▸ **PROBLEM REQUIREMENTS**: Format the listing as a numbered list, leaving out any blank lines, starting at its first line and ending at the line that contains "0, 1252, 15]", with both of those lines included.

▸ **PROVIDED DATA**:
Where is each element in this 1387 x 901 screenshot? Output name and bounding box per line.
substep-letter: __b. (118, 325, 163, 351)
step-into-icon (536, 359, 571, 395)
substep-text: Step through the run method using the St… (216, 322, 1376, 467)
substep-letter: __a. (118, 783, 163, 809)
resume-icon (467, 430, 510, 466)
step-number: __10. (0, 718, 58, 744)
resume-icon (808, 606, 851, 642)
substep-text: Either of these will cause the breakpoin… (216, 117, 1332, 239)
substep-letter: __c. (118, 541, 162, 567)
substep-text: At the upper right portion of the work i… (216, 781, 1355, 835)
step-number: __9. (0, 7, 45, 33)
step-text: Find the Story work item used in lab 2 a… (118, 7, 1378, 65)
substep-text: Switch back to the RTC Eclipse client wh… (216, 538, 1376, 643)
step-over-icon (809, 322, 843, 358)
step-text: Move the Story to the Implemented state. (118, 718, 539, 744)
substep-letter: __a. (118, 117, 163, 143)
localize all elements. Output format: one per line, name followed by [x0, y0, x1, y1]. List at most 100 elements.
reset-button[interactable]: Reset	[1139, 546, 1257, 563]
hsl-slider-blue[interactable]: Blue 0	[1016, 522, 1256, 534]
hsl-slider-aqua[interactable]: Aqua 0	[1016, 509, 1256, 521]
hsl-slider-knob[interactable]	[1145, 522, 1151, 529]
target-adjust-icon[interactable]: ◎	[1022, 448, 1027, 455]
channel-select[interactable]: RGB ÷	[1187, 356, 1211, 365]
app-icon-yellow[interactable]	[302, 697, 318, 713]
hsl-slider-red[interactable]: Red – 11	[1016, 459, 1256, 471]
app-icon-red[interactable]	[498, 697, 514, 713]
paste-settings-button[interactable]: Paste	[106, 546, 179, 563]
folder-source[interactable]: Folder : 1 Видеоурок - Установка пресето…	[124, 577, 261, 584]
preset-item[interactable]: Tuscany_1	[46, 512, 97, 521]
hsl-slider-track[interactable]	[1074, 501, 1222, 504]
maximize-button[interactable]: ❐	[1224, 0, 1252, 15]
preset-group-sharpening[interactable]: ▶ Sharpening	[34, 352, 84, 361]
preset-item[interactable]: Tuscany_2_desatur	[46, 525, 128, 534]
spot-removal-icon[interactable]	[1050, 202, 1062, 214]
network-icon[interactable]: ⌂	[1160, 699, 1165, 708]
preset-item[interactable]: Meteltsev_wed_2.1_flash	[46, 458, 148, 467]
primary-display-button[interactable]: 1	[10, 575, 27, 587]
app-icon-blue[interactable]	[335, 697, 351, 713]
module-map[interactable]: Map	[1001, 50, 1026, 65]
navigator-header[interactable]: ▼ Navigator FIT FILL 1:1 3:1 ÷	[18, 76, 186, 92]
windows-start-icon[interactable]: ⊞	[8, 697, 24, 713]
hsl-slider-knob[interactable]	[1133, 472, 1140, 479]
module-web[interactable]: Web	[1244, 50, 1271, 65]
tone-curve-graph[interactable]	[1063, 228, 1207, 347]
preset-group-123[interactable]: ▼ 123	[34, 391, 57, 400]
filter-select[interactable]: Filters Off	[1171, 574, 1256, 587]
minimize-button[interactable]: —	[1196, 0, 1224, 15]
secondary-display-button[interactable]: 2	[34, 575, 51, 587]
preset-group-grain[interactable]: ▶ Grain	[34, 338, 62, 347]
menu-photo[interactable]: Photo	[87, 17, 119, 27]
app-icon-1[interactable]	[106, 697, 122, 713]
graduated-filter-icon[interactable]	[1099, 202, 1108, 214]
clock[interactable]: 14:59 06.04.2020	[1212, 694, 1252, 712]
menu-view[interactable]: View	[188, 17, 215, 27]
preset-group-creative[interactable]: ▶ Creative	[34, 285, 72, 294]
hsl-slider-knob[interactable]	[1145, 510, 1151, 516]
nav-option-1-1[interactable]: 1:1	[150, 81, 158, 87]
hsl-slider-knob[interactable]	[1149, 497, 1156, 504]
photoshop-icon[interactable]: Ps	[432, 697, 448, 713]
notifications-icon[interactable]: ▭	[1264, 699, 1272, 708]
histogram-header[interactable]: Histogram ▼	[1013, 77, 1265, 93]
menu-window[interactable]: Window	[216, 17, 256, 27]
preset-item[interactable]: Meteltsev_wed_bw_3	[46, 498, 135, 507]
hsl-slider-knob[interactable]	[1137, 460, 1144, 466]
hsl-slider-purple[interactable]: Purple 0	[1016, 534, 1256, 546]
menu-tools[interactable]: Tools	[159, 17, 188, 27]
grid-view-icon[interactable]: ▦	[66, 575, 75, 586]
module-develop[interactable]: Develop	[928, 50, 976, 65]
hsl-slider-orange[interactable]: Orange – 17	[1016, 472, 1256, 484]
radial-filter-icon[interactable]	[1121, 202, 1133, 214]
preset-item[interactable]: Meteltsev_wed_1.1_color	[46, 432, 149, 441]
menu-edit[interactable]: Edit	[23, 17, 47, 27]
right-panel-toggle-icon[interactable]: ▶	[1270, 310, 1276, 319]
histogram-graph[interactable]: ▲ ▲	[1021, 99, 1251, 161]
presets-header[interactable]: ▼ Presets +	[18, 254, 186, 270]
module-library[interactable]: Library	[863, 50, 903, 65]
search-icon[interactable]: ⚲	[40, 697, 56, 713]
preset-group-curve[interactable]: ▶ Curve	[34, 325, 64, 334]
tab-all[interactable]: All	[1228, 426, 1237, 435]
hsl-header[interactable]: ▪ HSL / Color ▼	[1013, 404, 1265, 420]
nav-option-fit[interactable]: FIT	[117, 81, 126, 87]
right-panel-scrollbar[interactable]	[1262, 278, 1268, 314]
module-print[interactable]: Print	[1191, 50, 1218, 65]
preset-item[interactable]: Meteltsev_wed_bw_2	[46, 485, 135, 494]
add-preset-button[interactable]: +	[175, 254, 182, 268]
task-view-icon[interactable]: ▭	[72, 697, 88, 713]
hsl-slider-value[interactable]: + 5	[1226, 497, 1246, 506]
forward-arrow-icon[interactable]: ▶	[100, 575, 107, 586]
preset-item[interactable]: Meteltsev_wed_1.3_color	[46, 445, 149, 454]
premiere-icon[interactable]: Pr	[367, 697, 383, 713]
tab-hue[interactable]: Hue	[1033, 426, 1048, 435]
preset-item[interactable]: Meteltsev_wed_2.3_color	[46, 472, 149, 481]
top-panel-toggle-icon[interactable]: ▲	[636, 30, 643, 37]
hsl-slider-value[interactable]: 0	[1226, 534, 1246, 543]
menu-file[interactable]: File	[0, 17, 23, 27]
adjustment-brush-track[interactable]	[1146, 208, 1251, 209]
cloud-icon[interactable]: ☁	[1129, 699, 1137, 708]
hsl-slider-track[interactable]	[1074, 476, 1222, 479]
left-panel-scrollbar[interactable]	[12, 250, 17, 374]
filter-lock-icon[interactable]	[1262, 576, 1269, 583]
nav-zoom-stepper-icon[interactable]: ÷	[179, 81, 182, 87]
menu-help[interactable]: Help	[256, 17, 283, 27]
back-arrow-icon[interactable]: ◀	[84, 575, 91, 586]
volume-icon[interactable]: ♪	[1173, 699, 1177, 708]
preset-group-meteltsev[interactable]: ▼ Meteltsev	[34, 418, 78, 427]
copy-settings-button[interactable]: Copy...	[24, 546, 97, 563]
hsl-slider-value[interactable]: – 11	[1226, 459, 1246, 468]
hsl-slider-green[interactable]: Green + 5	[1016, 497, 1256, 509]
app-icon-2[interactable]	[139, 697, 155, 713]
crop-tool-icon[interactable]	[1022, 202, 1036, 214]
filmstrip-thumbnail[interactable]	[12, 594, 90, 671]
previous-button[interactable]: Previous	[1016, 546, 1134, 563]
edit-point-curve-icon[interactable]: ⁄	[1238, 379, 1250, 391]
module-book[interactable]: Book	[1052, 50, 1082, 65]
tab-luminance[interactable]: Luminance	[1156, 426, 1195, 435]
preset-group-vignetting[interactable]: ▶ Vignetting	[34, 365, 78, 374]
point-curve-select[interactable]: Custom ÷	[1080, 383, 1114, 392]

▸ **WRITTEN ANSWER**:
1. Where is each element in this 1387 x 901 screenshot? Output name and bounding box per line.
2. substep-letter: __b. (118, 325, 163, 351)
3. step-into-icon (536, 359, 571, 395)
4. substep-text: Step through the run method using the St… (216, 322, 1376, 467)
5. substep-letter: __a. (118, 783, 163, 809)
6. resume-icon (467, 430, 510, 466)
7. step-number: __10. (0, 718, 58, 744)
8. resume-icon (808, 606, 851, 642)
9. substep-text: Either of these will cause the breakpoin… (216, 117, 1332, 239)
10. substep-letter: __c. (118, 541, 162, 567)
11. substep-text: At the upper right portion of the work i… (216, 781, 1355, 835)
12. step-number: __9. (0, 7, 45, 33)
13. step-text: Find the Story work item used in lab 2 a… (118, 7, 1378, 65)
14. substep-text: Switch back to the RTC Eclipse client wh… (216, 538, 1376, 643)
15. step-over-icon (809, 322, 843, 358)
16. step-text: Move the Story to the Implemented state. (118, 718, 539, 744)
17. substep-letter: __a. (118, 117, 163, 143)
18. localize all elements. Output format: one per line, name followed by [x0, y0, x1, y1]. List at most 100 elements.
19. reset-button[interactable]: Reset	[1139, 546, 1257, 563]
20. hsl-slider-blue[interactable]: Blue 0	[1016, 522, 1256, 534]
21. hsl-slider-aqua[interactable]: Aqua 0	[1016, 509, 1256, 521]
22. hsl-slider-knob[interactable]	[1145, 522, 1151, 529]
23. target-adjust-icon[interactable]: ◎	[1022, 448, 1027, 455]
24. channel-select[interactable]: RGB ÷	[1187, 356, 1211, 365]
25. app-icon-yellow[interactable]	[302, 697, 318, 713]
26. hsl-slider-red[interactable]: Red – 11	[1016, 459, 1256, 471]
27. app-icon-red[interactable]	[498, 697, 514, 713]
28. paste-settings-button[interactable]: Paste	[106, 546, 179, 563]
29. folder-source[interactable]: Folder : 1 Видеоурок - Установка пресето…	[124, 577, 261, 584]
30. preset-item[interactable]: Tuscany_1	[46, 512, 97, 521]
31. hsl-slider-track[interactable]	[1074, 501, 1222, 504]
32. maximize-button[interactable]: ❐	[1224, 0, 1252, 15]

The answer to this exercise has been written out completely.